Pull out from the material below all lines with "limit".
-- begin Supplied material --
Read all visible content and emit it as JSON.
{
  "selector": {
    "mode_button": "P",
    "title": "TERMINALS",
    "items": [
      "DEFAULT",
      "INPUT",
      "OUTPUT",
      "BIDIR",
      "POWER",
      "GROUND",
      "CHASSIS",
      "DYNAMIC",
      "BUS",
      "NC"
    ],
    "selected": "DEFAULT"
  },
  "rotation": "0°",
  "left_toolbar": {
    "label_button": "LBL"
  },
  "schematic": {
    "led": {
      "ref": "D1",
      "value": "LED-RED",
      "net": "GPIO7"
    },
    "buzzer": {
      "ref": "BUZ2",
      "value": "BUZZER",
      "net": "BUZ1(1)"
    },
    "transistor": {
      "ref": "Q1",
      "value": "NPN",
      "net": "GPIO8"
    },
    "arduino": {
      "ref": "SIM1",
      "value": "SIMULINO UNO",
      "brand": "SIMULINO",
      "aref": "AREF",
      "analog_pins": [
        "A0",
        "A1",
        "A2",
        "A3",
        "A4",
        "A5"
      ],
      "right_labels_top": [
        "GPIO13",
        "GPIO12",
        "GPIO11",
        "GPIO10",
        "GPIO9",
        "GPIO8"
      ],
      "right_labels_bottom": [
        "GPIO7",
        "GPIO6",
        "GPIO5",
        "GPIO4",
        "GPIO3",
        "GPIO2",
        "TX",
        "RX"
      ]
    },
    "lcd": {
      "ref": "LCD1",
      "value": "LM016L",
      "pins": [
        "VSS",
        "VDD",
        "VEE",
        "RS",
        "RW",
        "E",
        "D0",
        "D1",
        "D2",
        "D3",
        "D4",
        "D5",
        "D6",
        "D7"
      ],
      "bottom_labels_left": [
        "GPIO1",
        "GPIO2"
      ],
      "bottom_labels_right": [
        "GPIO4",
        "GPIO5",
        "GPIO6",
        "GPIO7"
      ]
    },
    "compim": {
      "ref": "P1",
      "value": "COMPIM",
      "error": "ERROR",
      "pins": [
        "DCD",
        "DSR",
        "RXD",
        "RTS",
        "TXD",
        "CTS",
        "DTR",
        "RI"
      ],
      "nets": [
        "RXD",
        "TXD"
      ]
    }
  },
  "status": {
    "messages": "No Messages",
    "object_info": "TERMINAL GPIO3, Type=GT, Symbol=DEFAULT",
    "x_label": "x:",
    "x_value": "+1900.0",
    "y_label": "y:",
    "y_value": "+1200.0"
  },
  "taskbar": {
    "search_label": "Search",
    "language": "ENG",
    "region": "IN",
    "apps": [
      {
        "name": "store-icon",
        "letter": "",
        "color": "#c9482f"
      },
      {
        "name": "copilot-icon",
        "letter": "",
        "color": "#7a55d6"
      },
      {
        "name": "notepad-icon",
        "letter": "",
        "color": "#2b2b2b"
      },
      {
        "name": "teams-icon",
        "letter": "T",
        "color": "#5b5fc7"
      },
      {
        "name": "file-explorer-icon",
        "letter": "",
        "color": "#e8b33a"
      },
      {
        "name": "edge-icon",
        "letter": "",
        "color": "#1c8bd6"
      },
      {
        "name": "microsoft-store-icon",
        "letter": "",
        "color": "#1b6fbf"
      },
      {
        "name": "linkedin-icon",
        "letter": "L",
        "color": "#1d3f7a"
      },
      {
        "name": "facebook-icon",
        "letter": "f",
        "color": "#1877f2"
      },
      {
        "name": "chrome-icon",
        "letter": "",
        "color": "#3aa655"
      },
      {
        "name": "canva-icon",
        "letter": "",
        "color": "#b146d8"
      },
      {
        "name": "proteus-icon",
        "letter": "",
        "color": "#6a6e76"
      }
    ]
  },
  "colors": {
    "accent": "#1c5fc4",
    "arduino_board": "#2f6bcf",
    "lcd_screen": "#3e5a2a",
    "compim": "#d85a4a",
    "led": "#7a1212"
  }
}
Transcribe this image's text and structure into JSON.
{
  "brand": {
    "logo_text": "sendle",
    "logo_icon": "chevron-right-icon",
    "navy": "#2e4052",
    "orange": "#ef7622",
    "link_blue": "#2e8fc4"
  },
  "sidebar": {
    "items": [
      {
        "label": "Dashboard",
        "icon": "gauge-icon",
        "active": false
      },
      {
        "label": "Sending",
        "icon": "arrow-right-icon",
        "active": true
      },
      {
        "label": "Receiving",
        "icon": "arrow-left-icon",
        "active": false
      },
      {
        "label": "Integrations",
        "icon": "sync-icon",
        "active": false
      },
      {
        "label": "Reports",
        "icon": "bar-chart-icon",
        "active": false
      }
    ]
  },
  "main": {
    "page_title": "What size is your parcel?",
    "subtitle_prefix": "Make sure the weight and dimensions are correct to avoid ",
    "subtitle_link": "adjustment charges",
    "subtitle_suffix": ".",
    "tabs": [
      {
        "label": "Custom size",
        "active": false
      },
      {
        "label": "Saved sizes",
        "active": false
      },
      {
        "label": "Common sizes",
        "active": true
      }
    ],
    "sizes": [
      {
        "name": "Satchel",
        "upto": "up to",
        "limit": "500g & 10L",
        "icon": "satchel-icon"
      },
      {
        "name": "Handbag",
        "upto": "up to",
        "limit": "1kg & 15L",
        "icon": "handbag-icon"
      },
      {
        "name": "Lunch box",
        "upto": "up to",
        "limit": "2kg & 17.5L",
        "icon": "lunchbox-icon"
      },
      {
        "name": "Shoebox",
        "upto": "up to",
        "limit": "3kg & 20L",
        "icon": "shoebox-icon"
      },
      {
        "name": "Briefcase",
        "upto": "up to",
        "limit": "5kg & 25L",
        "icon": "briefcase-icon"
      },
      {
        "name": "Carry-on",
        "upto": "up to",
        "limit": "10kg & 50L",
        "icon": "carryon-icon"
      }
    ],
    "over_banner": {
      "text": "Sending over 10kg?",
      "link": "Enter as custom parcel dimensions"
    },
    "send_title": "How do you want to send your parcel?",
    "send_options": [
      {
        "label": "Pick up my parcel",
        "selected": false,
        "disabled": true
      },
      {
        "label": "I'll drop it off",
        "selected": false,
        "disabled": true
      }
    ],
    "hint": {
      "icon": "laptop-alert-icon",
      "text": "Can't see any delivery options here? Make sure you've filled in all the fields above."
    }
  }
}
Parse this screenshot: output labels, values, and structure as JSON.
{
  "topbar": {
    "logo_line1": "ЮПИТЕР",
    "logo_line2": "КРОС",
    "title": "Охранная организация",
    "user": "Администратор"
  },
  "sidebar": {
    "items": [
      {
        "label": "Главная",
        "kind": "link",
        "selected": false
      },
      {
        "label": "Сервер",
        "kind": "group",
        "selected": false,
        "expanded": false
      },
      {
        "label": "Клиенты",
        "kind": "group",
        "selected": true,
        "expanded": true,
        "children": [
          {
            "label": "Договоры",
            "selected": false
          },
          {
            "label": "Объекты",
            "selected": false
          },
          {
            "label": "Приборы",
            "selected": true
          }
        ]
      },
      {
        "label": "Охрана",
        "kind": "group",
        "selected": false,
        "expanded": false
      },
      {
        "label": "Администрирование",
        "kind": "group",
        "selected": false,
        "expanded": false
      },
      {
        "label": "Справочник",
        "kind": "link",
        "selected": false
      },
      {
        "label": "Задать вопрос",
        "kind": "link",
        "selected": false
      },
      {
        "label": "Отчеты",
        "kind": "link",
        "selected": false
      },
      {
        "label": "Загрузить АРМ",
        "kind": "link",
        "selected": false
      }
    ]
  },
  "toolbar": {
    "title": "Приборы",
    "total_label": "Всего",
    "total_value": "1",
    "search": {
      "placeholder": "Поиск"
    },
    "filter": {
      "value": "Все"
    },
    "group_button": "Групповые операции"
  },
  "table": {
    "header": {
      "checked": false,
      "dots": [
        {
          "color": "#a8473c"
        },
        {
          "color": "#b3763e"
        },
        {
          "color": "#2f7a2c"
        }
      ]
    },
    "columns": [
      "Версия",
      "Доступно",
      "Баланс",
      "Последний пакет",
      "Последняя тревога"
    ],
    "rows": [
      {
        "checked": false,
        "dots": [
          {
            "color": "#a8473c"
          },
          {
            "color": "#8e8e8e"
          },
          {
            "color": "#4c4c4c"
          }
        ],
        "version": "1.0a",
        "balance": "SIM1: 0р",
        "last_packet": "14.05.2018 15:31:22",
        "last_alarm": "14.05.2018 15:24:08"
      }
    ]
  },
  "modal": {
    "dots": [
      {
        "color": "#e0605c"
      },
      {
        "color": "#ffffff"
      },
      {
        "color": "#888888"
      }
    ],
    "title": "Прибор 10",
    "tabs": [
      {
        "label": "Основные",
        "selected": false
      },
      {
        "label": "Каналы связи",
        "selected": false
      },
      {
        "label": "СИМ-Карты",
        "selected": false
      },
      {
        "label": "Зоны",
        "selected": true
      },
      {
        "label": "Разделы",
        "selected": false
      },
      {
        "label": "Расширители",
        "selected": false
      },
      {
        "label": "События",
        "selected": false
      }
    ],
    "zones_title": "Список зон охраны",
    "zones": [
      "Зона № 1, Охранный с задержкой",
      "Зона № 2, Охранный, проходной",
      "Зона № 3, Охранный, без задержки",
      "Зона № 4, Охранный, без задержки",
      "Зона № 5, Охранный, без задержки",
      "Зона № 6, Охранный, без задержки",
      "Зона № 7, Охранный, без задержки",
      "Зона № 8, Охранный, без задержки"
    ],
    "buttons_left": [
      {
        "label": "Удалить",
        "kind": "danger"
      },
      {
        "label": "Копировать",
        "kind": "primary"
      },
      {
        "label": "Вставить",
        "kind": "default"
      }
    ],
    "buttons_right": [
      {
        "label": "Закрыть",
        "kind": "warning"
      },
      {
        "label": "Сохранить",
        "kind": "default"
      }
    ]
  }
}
-- end Supplied material --
### [Written reply]
        "limit": "500g & 10L",
        "limit": "1kg & 15L",
        "limit": "2kg & 17.5L",
        "limit": "3kg & 20L",
        "limit": "5kg & 25L",
        "limit": "10kg & 50L",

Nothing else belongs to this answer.